=== Given exercise ===
Turn the lines below into a Markdown table with the columns "Row" and "Line," numbering each row and skipping blank lines. Leave the pictures out of the table.

=== Working data ===

_ _ _ _ _ _ _

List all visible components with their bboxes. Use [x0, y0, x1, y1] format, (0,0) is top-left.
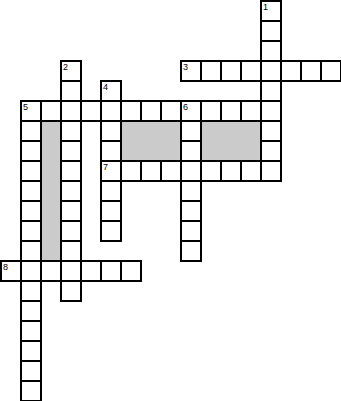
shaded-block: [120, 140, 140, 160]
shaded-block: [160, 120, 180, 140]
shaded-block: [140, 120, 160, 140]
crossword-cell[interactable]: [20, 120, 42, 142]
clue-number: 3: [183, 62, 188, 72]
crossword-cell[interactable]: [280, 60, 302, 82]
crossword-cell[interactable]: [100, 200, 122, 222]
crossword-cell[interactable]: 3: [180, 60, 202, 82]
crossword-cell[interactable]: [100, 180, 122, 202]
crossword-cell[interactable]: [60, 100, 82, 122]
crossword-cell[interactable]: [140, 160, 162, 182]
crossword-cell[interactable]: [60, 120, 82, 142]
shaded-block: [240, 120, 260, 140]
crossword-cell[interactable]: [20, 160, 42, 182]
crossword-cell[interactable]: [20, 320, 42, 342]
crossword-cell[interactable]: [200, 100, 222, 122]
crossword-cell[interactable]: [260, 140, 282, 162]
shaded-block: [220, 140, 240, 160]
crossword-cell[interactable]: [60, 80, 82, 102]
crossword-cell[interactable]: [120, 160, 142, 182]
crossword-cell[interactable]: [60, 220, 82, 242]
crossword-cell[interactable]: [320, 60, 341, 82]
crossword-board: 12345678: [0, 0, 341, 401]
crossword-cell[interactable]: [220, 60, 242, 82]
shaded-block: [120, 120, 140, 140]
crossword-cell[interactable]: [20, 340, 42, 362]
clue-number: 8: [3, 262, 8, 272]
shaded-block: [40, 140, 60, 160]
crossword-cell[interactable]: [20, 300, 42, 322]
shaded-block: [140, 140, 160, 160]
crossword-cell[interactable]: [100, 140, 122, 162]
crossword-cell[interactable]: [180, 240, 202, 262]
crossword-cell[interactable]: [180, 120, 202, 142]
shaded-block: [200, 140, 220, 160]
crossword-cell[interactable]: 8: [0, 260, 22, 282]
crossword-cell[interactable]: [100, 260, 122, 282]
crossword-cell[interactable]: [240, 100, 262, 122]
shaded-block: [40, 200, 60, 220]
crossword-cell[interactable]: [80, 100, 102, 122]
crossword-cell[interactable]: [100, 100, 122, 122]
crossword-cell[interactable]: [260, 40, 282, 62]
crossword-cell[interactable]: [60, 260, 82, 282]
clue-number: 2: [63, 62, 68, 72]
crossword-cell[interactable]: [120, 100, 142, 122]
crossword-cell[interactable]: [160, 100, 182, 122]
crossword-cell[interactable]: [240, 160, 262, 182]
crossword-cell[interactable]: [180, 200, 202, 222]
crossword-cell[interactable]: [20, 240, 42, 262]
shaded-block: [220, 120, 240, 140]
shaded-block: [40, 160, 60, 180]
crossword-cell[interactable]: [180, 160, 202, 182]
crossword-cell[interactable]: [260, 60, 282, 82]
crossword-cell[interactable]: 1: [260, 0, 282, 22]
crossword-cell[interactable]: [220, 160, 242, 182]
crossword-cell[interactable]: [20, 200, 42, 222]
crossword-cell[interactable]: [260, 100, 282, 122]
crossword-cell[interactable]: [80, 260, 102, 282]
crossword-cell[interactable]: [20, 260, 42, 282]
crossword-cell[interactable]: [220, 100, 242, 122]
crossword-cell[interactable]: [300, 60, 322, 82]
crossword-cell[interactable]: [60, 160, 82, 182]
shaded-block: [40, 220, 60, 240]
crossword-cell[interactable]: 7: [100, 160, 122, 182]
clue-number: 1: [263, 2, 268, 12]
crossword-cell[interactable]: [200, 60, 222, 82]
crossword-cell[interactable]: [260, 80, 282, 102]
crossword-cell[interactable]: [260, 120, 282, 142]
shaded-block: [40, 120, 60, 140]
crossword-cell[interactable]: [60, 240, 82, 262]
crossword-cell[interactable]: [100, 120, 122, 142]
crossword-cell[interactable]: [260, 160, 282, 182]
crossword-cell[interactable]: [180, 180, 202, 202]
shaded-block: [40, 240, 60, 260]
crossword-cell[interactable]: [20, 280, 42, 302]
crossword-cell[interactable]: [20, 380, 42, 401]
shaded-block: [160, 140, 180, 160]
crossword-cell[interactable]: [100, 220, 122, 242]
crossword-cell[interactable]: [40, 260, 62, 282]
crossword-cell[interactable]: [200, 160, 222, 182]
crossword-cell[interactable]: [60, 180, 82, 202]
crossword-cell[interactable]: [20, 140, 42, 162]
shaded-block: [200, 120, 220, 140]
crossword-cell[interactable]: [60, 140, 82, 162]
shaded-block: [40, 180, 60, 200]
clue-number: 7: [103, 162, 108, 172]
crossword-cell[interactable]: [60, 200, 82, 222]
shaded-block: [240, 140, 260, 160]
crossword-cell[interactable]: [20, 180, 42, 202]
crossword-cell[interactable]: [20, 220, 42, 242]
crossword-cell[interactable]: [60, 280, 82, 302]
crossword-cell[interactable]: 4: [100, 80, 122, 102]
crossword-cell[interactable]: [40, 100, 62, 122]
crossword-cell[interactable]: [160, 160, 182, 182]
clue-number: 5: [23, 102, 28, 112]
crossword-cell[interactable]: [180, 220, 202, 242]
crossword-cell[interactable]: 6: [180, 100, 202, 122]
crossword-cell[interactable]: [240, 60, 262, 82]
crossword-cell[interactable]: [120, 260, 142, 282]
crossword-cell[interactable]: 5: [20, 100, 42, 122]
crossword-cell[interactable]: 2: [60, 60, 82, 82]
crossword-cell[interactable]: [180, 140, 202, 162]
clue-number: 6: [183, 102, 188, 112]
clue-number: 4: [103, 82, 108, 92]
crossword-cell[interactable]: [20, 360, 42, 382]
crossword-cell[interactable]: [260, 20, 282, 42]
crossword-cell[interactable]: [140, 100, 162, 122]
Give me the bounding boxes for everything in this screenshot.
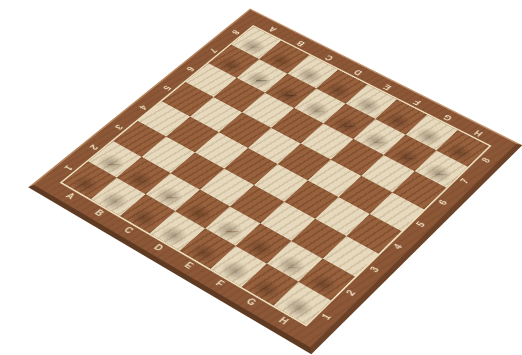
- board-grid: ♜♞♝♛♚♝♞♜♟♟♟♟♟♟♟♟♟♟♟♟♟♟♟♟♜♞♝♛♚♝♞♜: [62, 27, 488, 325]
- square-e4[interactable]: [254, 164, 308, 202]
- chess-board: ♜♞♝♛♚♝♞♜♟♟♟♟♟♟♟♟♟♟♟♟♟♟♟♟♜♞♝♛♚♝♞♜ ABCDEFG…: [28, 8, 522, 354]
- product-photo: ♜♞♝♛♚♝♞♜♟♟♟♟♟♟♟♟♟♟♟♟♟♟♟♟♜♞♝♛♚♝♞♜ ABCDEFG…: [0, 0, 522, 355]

_ _ _ _ _ _ _

=== Final result ===
| Row | Line |
|---|---|
| 1 | List all visible components with their bboxes. Use [x0, y0, x1, y1] format, (0,0) is top-left. |
| 2 | shaded-block: [120, 140, 140, 160] |
| 3 | shaded-block: [160, 120, 180, 140] |
| 4 | shaded-block: [140, 120, 160, 140] |
| 5 | crossword-cell[interactable]: [20, 120, 42, 142] |
| 6 | clue-number: 3: [183, 62, 188, 72] |
| 7 | crossword-cell[interactable]: [280, 60, 302, 82] |
| 8 | crossword-cell[interactable]: [100, 200, 122, 222] |
| 9 | crossword-cell[interactable]: 3: [180, 60, 202, 82] |
| 10 | crossword-cell[interactable]: [100, 180, 122, 202] |
| 11 | crossword-cell[interactable]: [60, 100, 82, 122] |
| 12 | crossword-cell[interactable]: [140, 160, 162, 182] |
| 13 | crossword-cell[interactable]: [60, 120, 82, 142] |
| 14 | shaded-block: [240, 120, 260, 140] |
| 15 | crossword-cell[interactable]: [20, 160, 42, 182] |
| 16 | crossword-cell[interactable]: [20, 320, 42, 342] |
| 17 | crossword-cell[interactable]: [200, 100, 222, 122] |
| 18 | crossword-cell[interactable]: [260, 140, 282, 162] |
| 19 | shaded-block: [220, 140, 240, 160] |
| 20 | crossword-cell[interactable]: [60, 80, 82, 102] |
| 21 | crossword-cell[interactable]: [120, 160, 142, 182] |
| 22 | crossword-cell[interactable]: [60, 220, 82, 242] |
| 23 | crossword-cell[interactable]: [320, 60, 341, 82] |
| 24 | crossword-board: 12345678: [0, 0, 341, 401] |
| 25 | crossword-cell[interactable]: [220, 60, 242, 82] |
| 26 | shaded-block: [120, 120, 140, 140] |
| 27 | crossword-cell[interactable]: [20, 340, 42, 362] |
| 28 | clue-number: 8: [3, 262, 8, 272] |
| 29 | shaded-block: [40, 140, 60, 160] |
| 30 | crossword-cell[interactable]: [20, 300, 42, 322] |
| 31 | shaded-block: [140, 140, 160, 160] |
| 32 | crossword-cell[interactable]: [100, 140, 122, 162] |
| 33 | crossword-cell[interactable]: [180, 240, 202, 262] |
| 34 | crossword-cell[interactable]: [180, 120, 202, 142] |
| 35 | shaded-block: [200, 140, 220, 160] |
| 36 | crossword-cell[interactable]: 8: [0, 260, 22, 282] |
| 37 | crossword-cell[interactable]: [100, 260, 122, 282] |
| 38 | crossword-cell[interactable]: [240, 100, 262, 122] |
| 39 | shaded-block: [40, 200, 60, 220] |
| 40 | crossword-cell[interactable]: [80, 100, 102, 122] |
| 41 | crossword-cell[interactable]: [100, 100, 122, 122] |
| 42 | crossword-cell[interactable]: [260, 40, 282, 62] |
| 43 | crossword-cell[interactable]: [60, 260, 82, 282] |
| 44 | clue-number: 2: [63, 62, 68, 72] |
| 45 | crossword-cell[interactable]: [120, 100, 142, 122] |
| 46 | crossword-cell[interactable]: [160, 100, 182, 122] |
| 47 | crossword-cell[interactable]: [240, 160, 262, 182] |
| 48 | crossword-cell[interactable]: [180, 200, 202, 222] |
| 49 | crossword-cell[interactable]: [20, 240, 42, 262] |
| 50 | shaded-block: [220, 120, 240, 140] |
| 51 | shaded-block: [40, 160, 60, 180] |
| 52 | crossword-cell[interactable]: [180, 160, 202, 182] |
| 53 | crossword-cell[interactable]: [260, 60, 282, 82] |
| 54 | crossword-cell[interactable]: 1: [260, 0, 282, 22] |
| 55 | crossword-cell[interactable]: [220, 160, 242, 182] |
| 56 | crossword-cell[interactable]: [20, 200, 42, 222] |
| 57 | crossword-cell[interactable]: [260, 100, 282, 122] |
| 58 | crossword-cell[interactable]: [80, 260, 102, 282] |
| 59 | crossword-cell[interactable]: [20, 260, 42, 282] |
| 60 | crossword-cell[interactable]: [220, 100, 242, 122] |
| 61 | crossword-cell[interactable]: [300, 60, 322, 82] |
| 62 | crossword-cell[interactable]: [60, 160, 82, 182] |
| 63 | shaded-block: [40, 220, 60, 240] |
| 64 | crossword-cell[interactable]: 7: [100, 160, 122, 182] |
| 65 | clue-number: 1: [263, 2, 268, 12] |
| 66 | crossword-cell[interactable]: [200, 60, 222, 82] |
| 67 | crossword-cell[interactable]: [260, 80, 282, 102] |
| 68 | crossword-cell[interactable]: [260, 120, 282, 142] |
| 69 | shaded-block: [40, 120, 60, 140] |
| 70 | crossword-cell[interactable]: [60, 240, 82, 262] |
| 71 | crossword-cell[interactable]: [100, 120, 122, 142] |
| 72 | crossword-cell[interactable]: [260, 160, 282, 182] |
| 73 | crossword-cell[interactable]: [180, 180, 202, 202] |
| 74 | shaded-block: [40, 240, 60, 260] |
| 75 | crossword-cell[interactable]: [20, 280, 42, 302] |
| 76 | crossword-cell[interactable]: [20, 380, 42, 401] |
| 77 | shaded-block: [160, 140, 180, 160] |
| 78 | crossword-cell[interactable]: [100, 220, 122, 242] |
| 79 | crossword-cell[interactable]: [40, 260, 62, 282] |
| 80 | crossword-cell[interactable]: [200, 160, 222, 182] |
| 81 | crossword-cell[interactable]: [60, 180, 82, 202] |
| 82 | crossword-cell[interactable]: [20, 140, 42, 162] |
| 83 | shaded-block: [200, 120, 220, 140] |
| 84 | crossword-cell[interactable]: [60, 140, 82, 162] |
| 85 | shaded-block: [40, 180, 60, 200] |
| 86 | clue-number: 7: [103, 162, 108, 172] |
| 87 | crossword-cell[interactable]: [60, 200, 82, 222] |
| 88 | shaded-block: [240, 140, 260, 160] |
| 89 | crossword-cell[interactable]: [20, 180, 42, 202] |
| 90 | crossword-cell[interactable]: [20, 220, 42, 242] |
| 91 | crossword-cell[interactable]: [60, 280, 82, 302] |
| 92 | crossword-cell[interactable]: 4: [100, 80, 122, 102] |
| 93 | crossword-cell[interactable]: [40, 100, 62, 122] |
| 94 | crossword-cell[interactable]: [160, 160, 182, 182] |
| 95 | clue-number: 5: [23, 102, 28, 112] |
| 96 | crossword-cell[interactable]: [180, 220, 202, 242] |
| 97 | crossword-cell[interactable]: 6: [180, 100, 202, 122] |
| 98 | crossword-cell[interactable]: [240, 60, 262, 82] |
| 99 | crossword-cell[interactable]: [120, 260, 142, 282] |
| 100 | crossword-cell[interactable]: 5: [20, 100, 42, 122] |
| 101 | crossword-cell[interactable]: 2: [60, 60, 82, 82] |
| 102 | crossword-cell[interactable]: [180, 140, 202, 162] |
| 103 | clue-number: 6: [183, 102, 188, 112] |
| 104 | clue-number: 4: [103, 82, 108, 92] |
| 105 | crossword-cell[interactable]: [20, 360, 42, 382] |
| 106 | crossword-cell[interactable]: [260, 20, 282, 42] |
| 107 | crossword-cell[interactable]: [140, 100, 162, 122] |
| 108 | Give me the bounding boxes for everything in this screenshot. |
| 109 | - board-grid: ♜♞♝♛♚♝♞♜♟♟♟♟♟♟♟♟♟♟♟♟♟♟♟♟♜♞♝♛♚♝♞♜: [62, 27, 488, 325] |
| 110 | - square-e4[interactable]: [254, 164, 308, 202] |
| 111 | - chess-board: ♜♞♝♛♚♝♞♜♟♟♟♟♟♟♟♟♟♟♟♟♟♟♟♟♜♞♝♛♚♝♞♜ ABCDEFG…: [28, 8, 522, 354] |
| 112 | - product-photo: ♜♞♝♛♚♝♞♜♟♟♟♟♟♟♟♟♟♟♟♟♟♟♟♟♜♞♝♛♚♝♞♜ ABCDEFG…: [0, 0, 522, 355] |